Aim of the exercise. Check each line for the word "them" and report how many have it. Give nothing else.

══ Records to process

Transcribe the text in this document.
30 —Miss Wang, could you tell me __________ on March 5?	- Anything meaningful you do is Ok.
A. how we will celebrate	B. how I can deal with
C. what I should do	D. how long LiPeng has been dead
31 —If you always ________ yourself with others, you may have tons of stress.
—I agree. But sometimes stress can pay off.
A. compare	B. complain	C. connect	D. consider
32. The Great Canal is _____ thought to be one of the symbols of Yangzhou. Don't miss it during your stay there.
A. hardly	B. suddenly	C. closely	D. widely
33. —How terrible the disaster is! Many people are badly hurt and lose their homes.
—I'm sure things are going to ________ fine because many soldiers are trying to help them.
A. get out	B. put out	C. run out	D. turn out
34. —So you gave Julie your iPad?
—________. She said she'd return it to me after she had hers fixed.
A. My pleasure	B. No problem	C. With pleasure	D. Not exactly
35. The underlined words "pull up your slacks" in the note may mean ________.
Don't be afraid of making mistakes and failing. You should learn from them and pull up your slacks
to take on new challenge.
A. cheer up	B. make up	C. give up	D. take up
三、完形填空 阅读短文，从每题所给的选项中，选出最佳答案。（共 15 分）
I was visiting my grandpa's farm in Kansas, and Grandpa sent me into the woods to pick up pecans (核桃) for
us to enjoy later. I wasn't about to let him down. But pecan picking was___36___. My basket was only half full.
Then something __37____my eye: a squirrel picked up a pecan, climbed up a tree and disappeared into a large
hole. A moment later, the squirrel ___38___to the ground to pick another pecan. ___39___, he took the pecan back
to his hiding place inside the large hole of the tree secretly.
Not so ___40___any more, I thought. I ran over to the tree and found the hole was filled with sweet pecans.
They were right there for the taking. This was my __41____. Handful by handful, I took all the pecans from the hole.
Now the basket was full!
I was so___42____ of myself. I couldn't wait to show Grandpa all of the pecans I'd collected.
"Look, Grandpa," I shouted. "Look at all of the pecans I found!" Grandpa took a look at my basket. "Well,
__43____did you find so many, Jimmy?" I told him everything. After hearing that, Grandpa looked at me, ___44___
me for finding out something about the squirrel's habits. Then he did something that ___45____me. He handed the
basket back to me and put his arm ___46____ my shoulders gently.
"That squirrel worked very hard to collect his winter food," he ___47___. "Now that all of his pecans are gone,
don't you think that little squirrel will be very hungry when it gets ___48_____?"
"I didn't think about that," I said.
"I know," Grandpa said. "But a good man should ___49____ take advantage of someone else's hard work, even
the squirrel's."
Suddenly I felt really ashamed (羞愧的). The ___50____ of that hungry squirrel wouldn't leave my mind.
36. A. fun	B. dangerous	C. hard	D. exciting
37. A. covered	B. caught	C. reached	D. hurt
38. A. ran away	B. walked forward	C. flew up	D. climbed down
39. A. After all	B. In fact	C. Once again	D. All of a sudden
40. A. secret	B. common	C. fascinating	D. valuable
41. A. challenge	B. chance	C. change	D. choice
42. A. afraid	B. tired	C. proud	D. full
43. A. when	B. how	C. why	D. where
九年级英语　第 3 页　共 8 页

════

Expected answer. 2